(Items from a collection)
————————

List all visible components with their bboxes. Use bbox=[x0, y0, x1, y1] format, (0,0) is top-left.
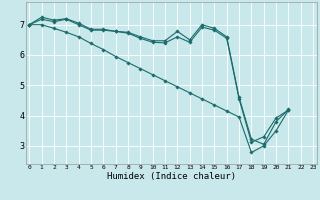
X-axis label: Humidex (Indice chaleur): Humidex (Indice chaleur) bbox=[107, 172, 236, 181]
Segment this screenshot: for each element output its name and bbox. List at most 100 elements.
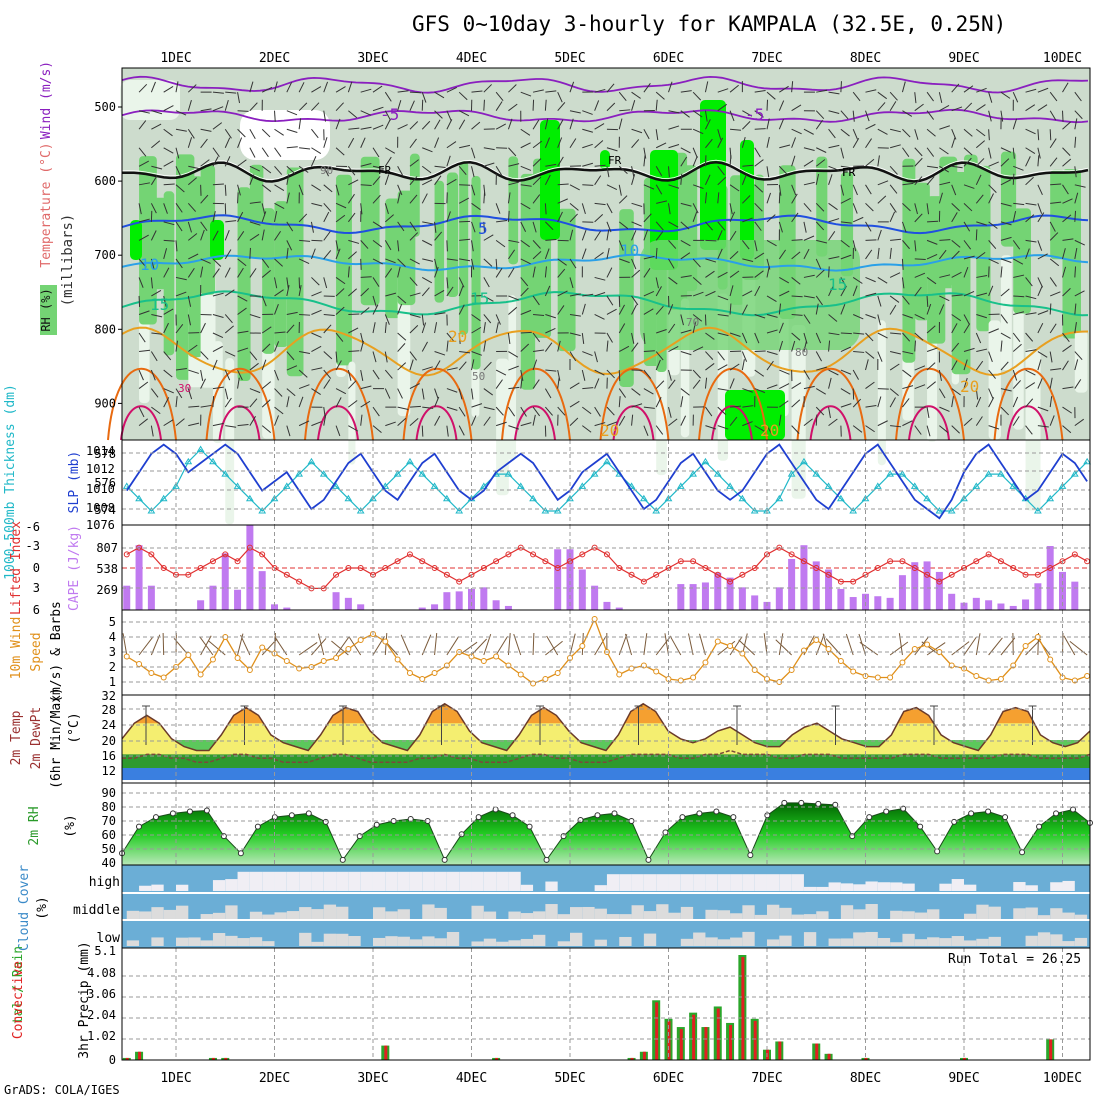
wind-barb: [299, 313, 311, 316]
cloud-bar: [176, 884, 189, 891]
lifted-index-point: [924, 571, 931, 578]
wind-barb: [1012, 396, 1019, 408]
rh-point: [237, 850, 244, 857]
cape-bar: [480, 587, 488, 610]
wind-barb: [741, 304, 748, 315]
wind-barb: [1049, 396, 1053, 408]
y-axis-label-temperature: Temperature (°C): [39, 142, 54, 267]
wind-barb: [902, 398, 910, 408]
wind-barb: [668, 369, 672, 381]
wind-speed-point: [985, 677, 992, 684]
wind-speed-point: [259, 644, 266, 651]
wind-barb: [1025, 214, 1035, 223]
wind-barb: [852, 129, 858, 140]
wind-barb: [594, 406, 601, 417]
rh-point: [985, 808, 992, 815]
wind-barb: [397, 295, 407, 304]
wind-barb: [569, 313, 581, 317]
wind-barb: [384, 240, 392, 251]
wind-barb: [310, 156, 317, 167]
wind-barb: [889, 641, 909, 656]
wind-barb: [606, 83, 615, 93]
rh-point: [611, 810, 618, 817]
wind-barb: [582, 128, 594, 133]
thickness-point: [590, 470, 599, 477]
temp-tick-label: 32: [102, 689, 116, 703]
rh-point: [679, 814, 686, 821]
wind-barb: [680, 202, 692, 207]
wind-barb: [348, 127, 360, 130]
wind-tick-label: 5: [109, 615, 116, 629]
wind-barb: [434, 312, 446, 315]
wind-barb: [717, 406, 727, 415]
wind-barb: [261, 147, 269, 158]
wind-barb: [397, 221, 405, 232]
wind-barb: [717, 221, 726, 231]
wind-barb: [163, 388, 174, 394]
thickness-point: [800, 457, 808, 465]
wind-barb: [446, 388, 458, 393]
wind-barb: [274, 184, 285, 191]
wind-barb: [557, 119, 564, 130]
rh-point: [866, 814, 873, 821]
wind-barb: [1025, 128, 1036, 135]
wind-barb: [311, 291, 322, 297]
wind-barb: [1025, 332, 1034, 342]
wind-barb: [803, 274, 815, 278]
cape-bar: [135, 545, 143, 610]
wind-barb: [581, 303, 586, 315]
wind-barb: [815, 110, 825, 120]
wind-barb: [655, 286, 662, 297]
wind-barb: [409, 313, 421, 318]
temperature-contour-line: [809, 405, 852, 441]
rh-point: [1002, 814, 1009, 821]
rh-point: [560, 833, 567, 840]
rh-moist-patch: [446, 172, 459, 297]
wind-barb: [569, 382, 580, 390]
cloud-bar: [557, 914, 570, 919]
cape-bar: [1009, 605, 1017, 610]
wind-barb: [840, 369, 852, 375]
wind-barb: [323, 202, 332, 212]
wind-barb: [347, 369, 352, 381]
wind-barb: [299, 147, 311, 150]
wind-barb: [237, 92, 241, 104]
wind-barb: [1025, 382, 1036, 389]
wind-barb: [631, 230, 637, 241]
wind-barb: [471, 258, 475, 270]
wind-speed-point: [283, 658, 290, 664]
wind-barb: [323, 211, 330, 223]
wind-barb: [150, 81, 156, 93]
wind-barb: [138, 381, 149, 389]
rh-panel: [119, 799, 1093, 865]
wind-barb: [779, 290, 790, 297]
cloud-bar: [508, 911, 521, 919]
wind-barb: [286, 82, 293, 93]
thickness-point: [947, 507, 956, 514]
wind-barb: [397, 406, 409, 411]
wind-barb: [852, 203, 858, 214]
wind-barb: [150, 425, 154, 437]
day-label-top: 7DEC: [751, 51, 782, 66]
wind-barb: [853, 332, 865, 335]
wind-barb: [963, 255, 975, 260]
wind-barb: [754, 252, 765, 260]
wind-barb: [815, 119, 823, 130]
wind-barb: [717, 364, 728, 371]
lifted-index-point: [197, 565, 204, 571]
lifted-index-point: [123, 551, 130, 558]
cloud-bar: [1013, 882, 1026, 891]
thickness-point: [147, 507, 156, 514]
temp-day-gridlines: [175, 695, 1063, 783]
wind-barb: [631, 295, 639, 306]
wind-barb: [976, 348, 988, 353]
wind-barb: [286, 388, 296, 397]
wind-barb: [544, 99, 547, 111]
wind-barb: [212, 422, 224, 427]
wind-barb: [471, 351, 482, 356]
wind-barb: [569, 633, 576, 656]
lifted-index-point: [640, 578, 647, 585]
wind-barb: [828, 110, 840, 115]
lifted-index-point: [899, 558, 906, 565]
wind-barb: [668, 166, 670, 178]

————————

GOAL:
Copy every line of the items above word for word, omitting the pictures.

OUTPUT OF THE EXERCISE:
List all visible components with their bboxes. Use bbox=[x0, y0, x1, y1] format, (0,0) is top-left.
X-axis label: Humidex (Indice chaleur): Humidex (Indice chaleur) bbox=[107, 172, 236, 181]
Segment this screenshot: for each element output its name and bbox. List at most 100 elements.
wind-barb: [299, 313, 311, 316]
cloud-bar: [176, 884, 189, 891]
lifted-index-point: [924, 571, 931, 578]
wind-barb: [1012, 396, 1019, 408]
rh-point: [237, 850, 244, 857]
cape-bar: [480, 587, 488, 610]
wind-barb: [741, 304, 748, 315]
wind-barb: [1049, 396, 1053, 408]
y-axis-label-temperature: Temperature (°C): [39, 142, 54, 267]
wind-barb: [902, 398, 910, 408]
wind-barb: [668, 369, 672, 381]
wind-speed-point: [985, 677, 992, 684]
wind-speed-point: [259, 644, 266, 651]
wind-barb: [1025, 214, 1035, 223]
wind-barb: [852, 129, 858, 140]
wind-barb: [594, 406, 601, 417]
rh-point: [985, 808, 992, 815]
wind-barb: [397, 295, 407, 304]
wind-barb: [569, 313, 581, 317]
wind-barb: [384, 240, 392, 251]
wind-barb: [310, 156, 317, 167]
wind-barb: [889, 641, 909, 656]
wind-barb: [606, 83, 615, 93]
rh-point: [611, 810, 618, 817]
wind-barb: [582, 128, 594, 133]
thickness-point: [590, 470, 599, 477]
temp-tick-label: 32: [102, 689, 116, 703]
rh-point: [679, 814, 686, 821]
wind-barb: [680, 202, 692, 207]
wind-barb: [348, 127, 360, 130]
wind-tick-label: 5: [109, 615, 116, 629]
wind-barb: [434, 312, 446, 315]
wind-barb: [717, 406, 727, 415]
wind-barb: [261, 147, 269, 158]
wind-barb: [397, 221, 405, 232]
wind-barb: [717, 221, 726, 231]
wind-barb: [163, 388, 174, 394]
thickness-point: [800, 457, 808, 465]
wind-barb: [446, 388, 458, 393]
wind-barb: [274, 184, 285, 191]
wind-barb: [557, 119, 564, 130]
rh-point: [866, 814, 873, 821]
wind-barb: [1025, 128, 1036, 135]
wind-barb: [311, 291, 322, 297]
wind-barb: [1025, 332, 1034, 342]
wind-barb: [803, 274, 815, 278]
cape-bar: [135, 545, 143, 610]
wind-barb: [581, 303, 586, 315]
wind-barb: [815, 110, 825, 120]
wind-barb: [655, 286, 662, 297]
wind-barb: [409, 313, 421, 318]
temperature-contour-line: [809, 405, 852, 441]
rh-point: [1002, 814, 1009, 821]
rh-point: [560, 833, 567, 840]
rh-moist-patch: [446, 172, 459, 297]
wind-barb: [569, 382, 580, 390]
cloud-bar: [557, 914, 570, 919]
cape-bar: [1009, 605, 1017, 610]
wind-barb: [840, 369, 852, 375]
wind-barb: [323, 202, 332, 212]
wind-barb: [347, 369, 352, 381]
wind-barb: [299, 147, 311, 150]
wind-barb: [237, 92, 241, 104]
wind-barb: [1025, 382, 1036, 389]
wind-barb: [631, 230, 637, 241]
wind-barb: [471, 258, 475, 270]
wind-speed-point: [283, 658, 290, 664]
wind-barb: [323, 211, 330, 223]
wind-barb: [150, 81, 156, 93]
wind-barb: [138, 381, 149, 389]
rh-panel: [119, 799, 1093, 865]
wind-barb: [779, 290, 790, 297]
cloud-bar: [508, 911, 521, 919]
wind-barb: [286, 82, 293, 93]
thickness-point: [947, 507, 956, 514]
wind-barb: [397, 406, 409, 411]
wind-barb: [852, 203, 858, 214]
wind-barb: [150, 425, 154, 437]
day-label-top: 7DEC: [751, 51, 782, 66]
wind-barb: [853, 332, 865, 335]
wind-barb: [963, 255, 975, 260]
wind-barb: [754, 252, 765, 260]
wind-barb: [815, 119, 823, 130]
wind-barb: [717, 364, 728, 371]
lifted-index-point: [197, 565, 204, 571]
lifted-index-point: [123, 551, 130, 558]
cloud-bar: [1013, 882, 1026, 891]
thickness-point: [147, 507, 156, 514]
temp-day-gridlines: [175, 695, 1063, 783]
wind-barb: [631, 295, 639, 306]
wind-barb: [976, 348, 988, 353]
wind-barb: [286, 388, 296, 397]
wind-barb: [544, 99, 547, 111]
wind-barb: [212, 422, 224, 427]
wind-barb: [471, 351, 482, 356]
wind-barb: [569, 633, 576, 656]
lifted-index-point: [640, 578, 647, 585]
wind-barb: [828, 110, 840, 115]
lifted-index-point: [899, 558, 906, 565]
wind-barb: [668, 166, 670, 178]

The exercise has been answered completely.